■ **Exercise**
Copy out each line of the material in which the word "this" appears.

[START Supplied information]

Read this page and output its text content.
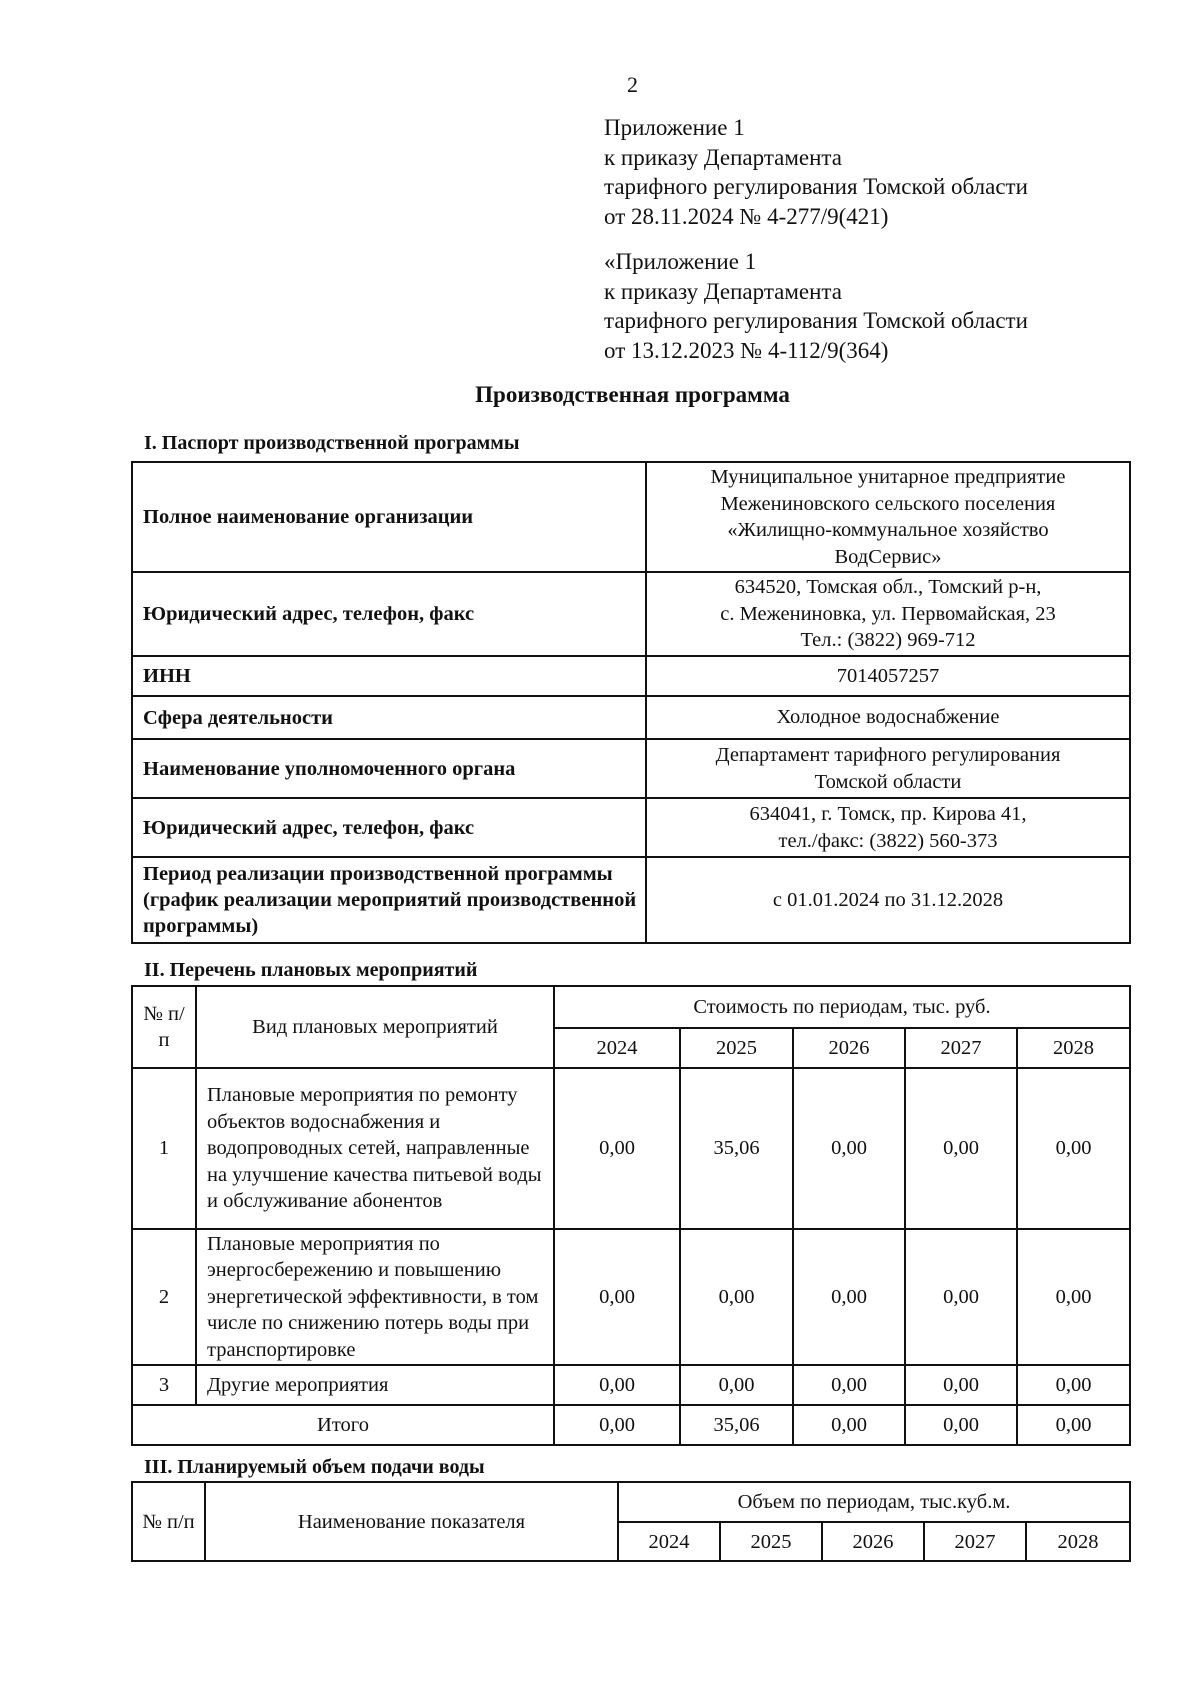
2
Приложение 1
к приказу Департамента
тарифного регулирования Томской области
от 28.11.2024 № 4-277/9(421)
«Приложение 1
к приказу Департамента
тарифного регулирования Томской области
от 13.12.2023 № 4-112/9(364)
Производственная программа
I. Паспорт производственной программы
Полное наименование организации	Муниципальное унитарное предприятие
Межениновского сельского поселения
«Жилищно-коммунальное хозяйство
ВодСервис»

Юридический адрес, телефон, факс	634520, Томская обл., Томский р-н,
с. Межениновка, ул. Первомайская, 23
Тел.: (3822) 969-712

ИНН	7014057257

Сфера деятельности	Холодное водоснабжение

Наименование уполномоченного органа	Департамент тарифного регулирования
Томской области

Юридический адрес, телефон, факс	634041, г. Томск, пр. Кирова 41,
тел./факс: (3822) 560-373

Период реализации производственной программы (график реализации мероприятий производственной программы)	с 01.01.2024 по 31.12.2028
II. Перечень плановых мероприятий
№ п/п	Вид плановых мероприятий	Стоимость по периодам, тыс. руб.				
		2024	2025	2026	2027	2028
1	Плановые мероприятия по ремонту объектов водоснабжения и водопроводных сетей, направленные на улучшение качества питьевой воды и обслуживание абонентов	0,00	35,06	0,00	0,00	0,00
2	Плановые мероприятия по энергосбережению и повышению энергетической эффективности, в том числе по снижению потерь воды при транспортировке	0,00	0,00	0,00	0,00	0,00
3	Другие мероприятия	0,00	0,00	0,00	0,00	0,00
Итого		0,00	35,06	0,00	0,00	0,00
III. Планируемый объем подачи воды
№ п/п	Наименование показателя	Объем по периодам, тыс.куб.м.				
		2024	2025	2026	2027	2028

[END Supplied information]
[START Supplied information]

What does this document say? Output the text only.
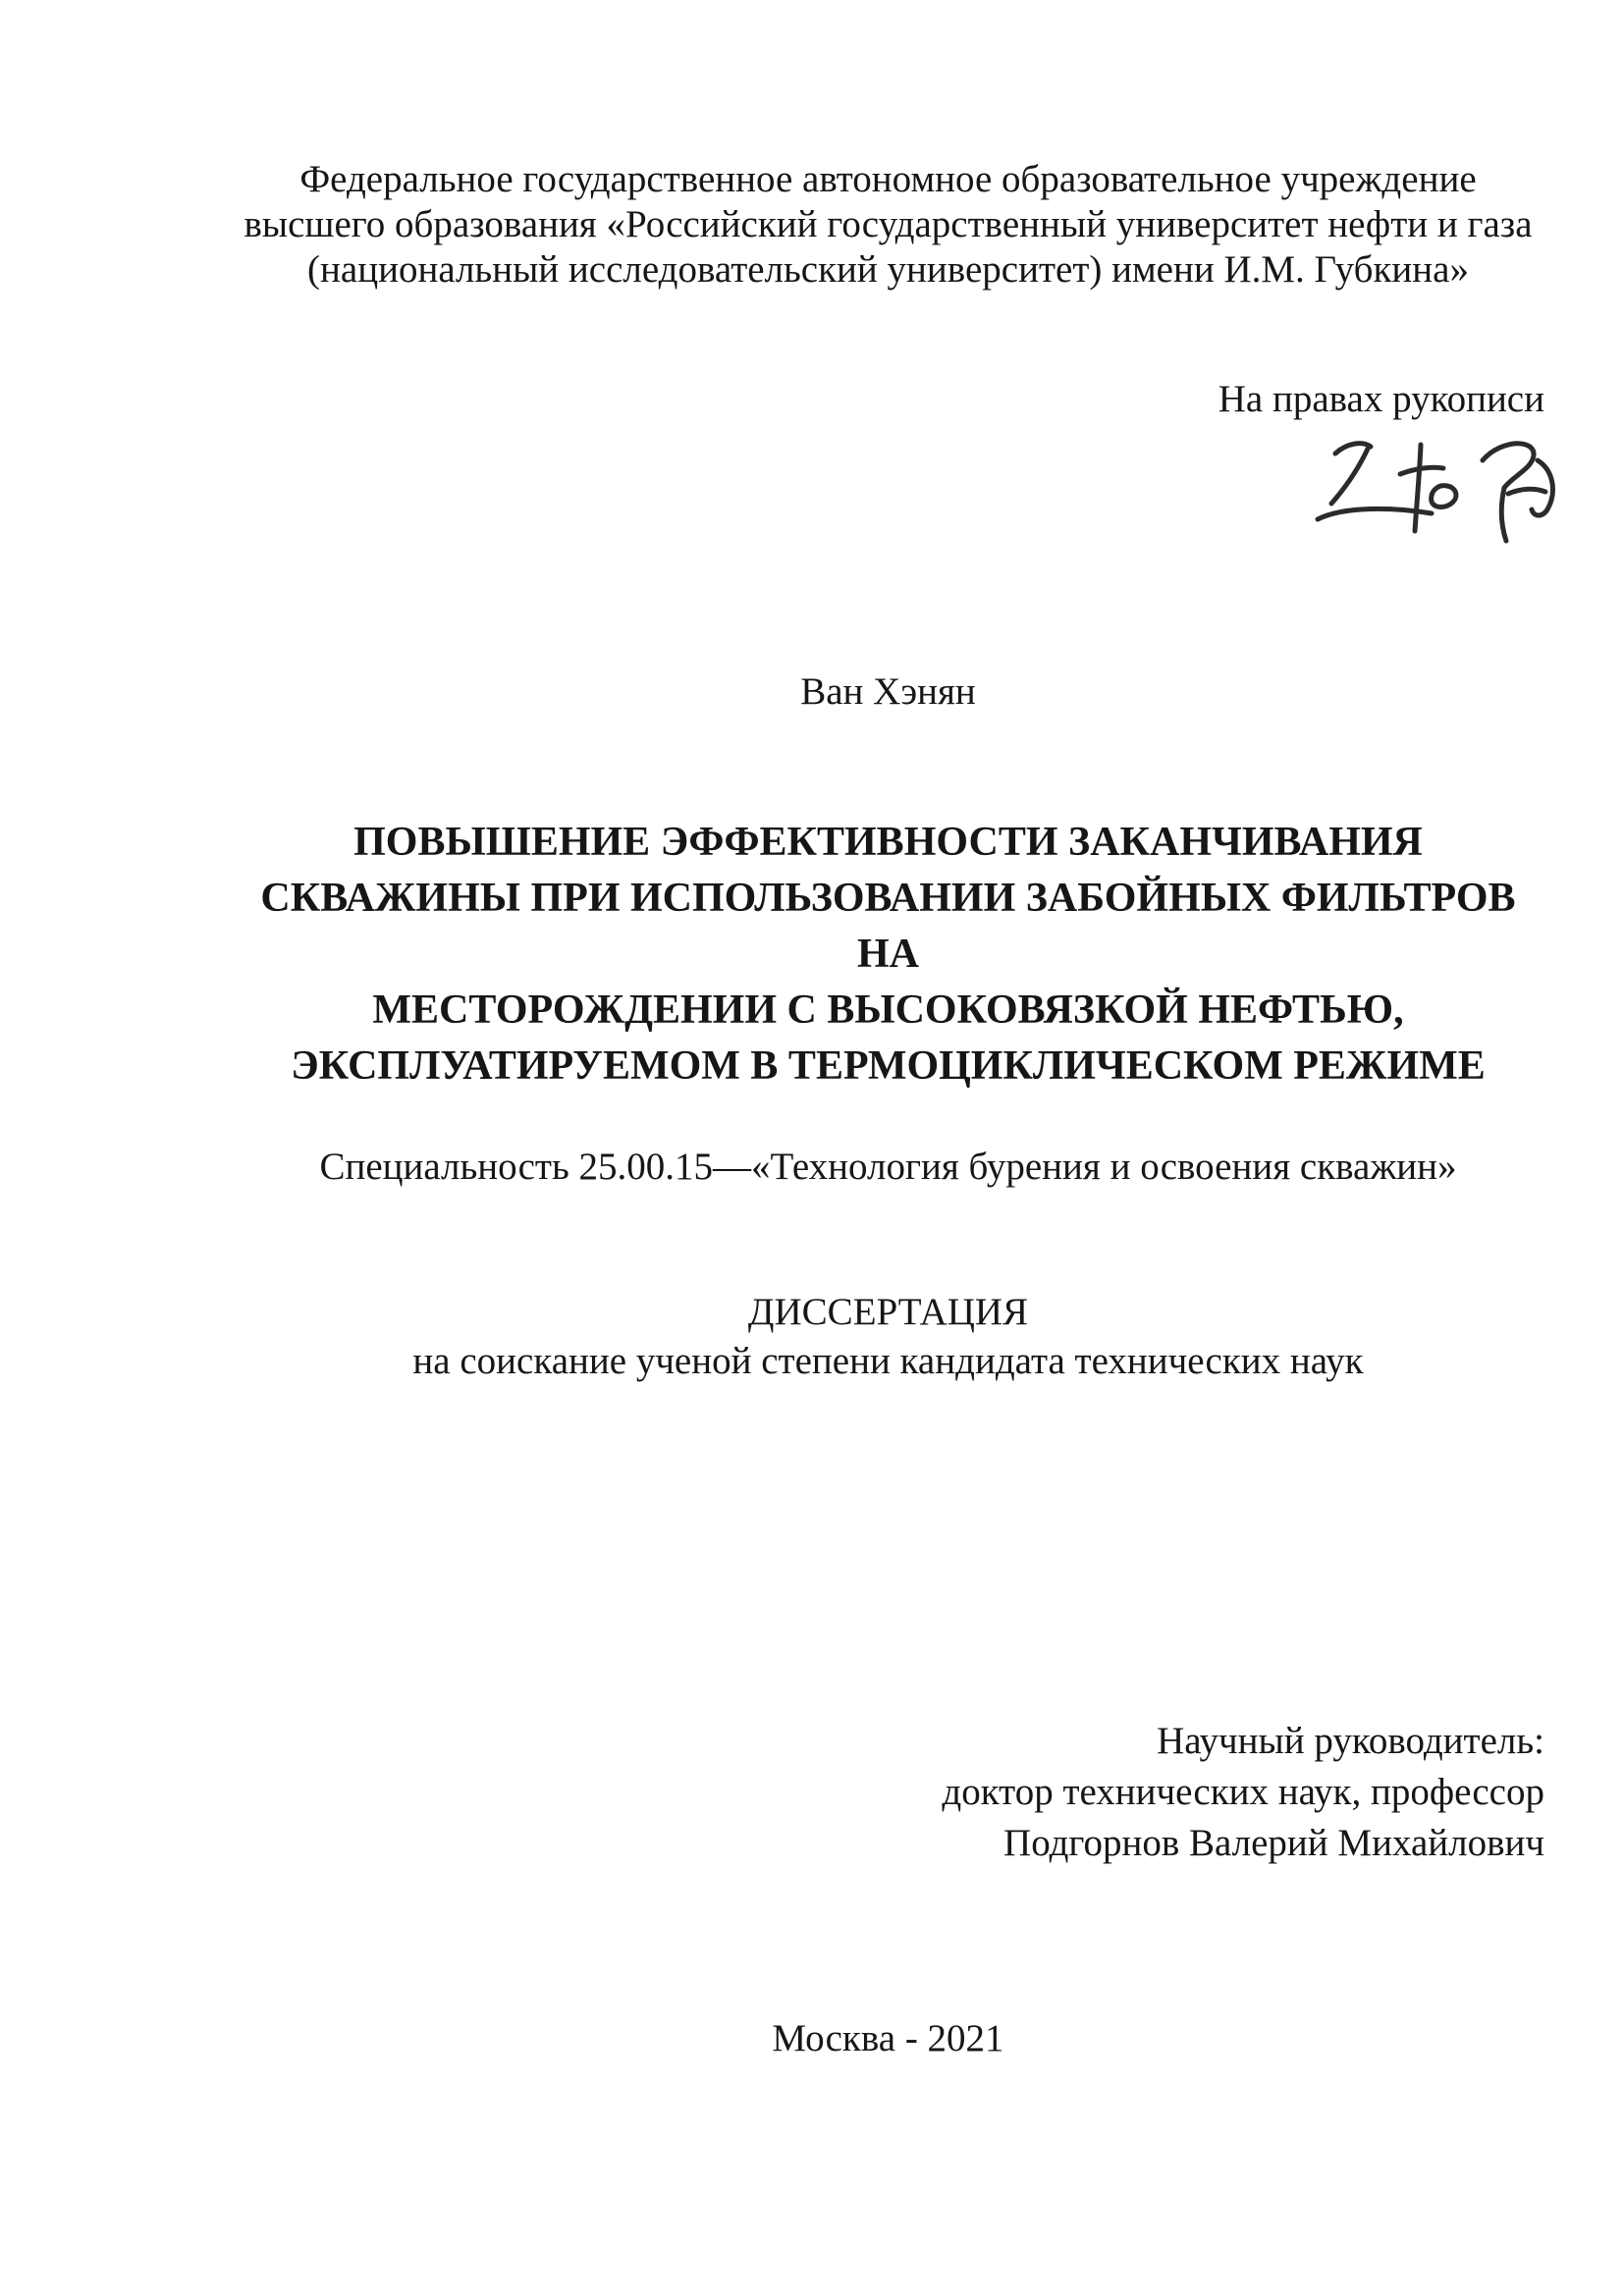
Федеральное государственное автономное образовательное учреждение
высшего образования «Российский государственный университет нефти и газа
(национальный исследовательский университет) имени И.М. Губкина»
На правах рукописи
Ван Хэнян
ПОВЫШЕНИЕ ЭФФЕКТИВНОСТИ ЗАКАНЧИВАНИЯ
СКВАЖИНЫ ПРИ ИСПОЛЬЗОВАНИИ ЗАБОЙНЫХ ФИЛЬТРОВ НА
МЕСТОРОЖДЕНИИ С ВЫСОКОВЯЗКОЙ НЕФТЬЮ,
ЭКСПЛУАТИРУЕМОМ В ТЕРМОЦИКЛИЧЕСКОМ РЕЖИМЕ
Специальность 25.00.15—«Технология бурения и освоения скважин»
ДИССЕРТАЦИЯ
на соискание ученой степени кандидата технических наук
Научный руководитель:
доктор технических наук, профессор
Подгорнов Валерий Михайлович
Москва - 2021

[END Supplied information]

■ **Solution to the problem**
Read this page and output its text content.
What does this document say? Output the text only.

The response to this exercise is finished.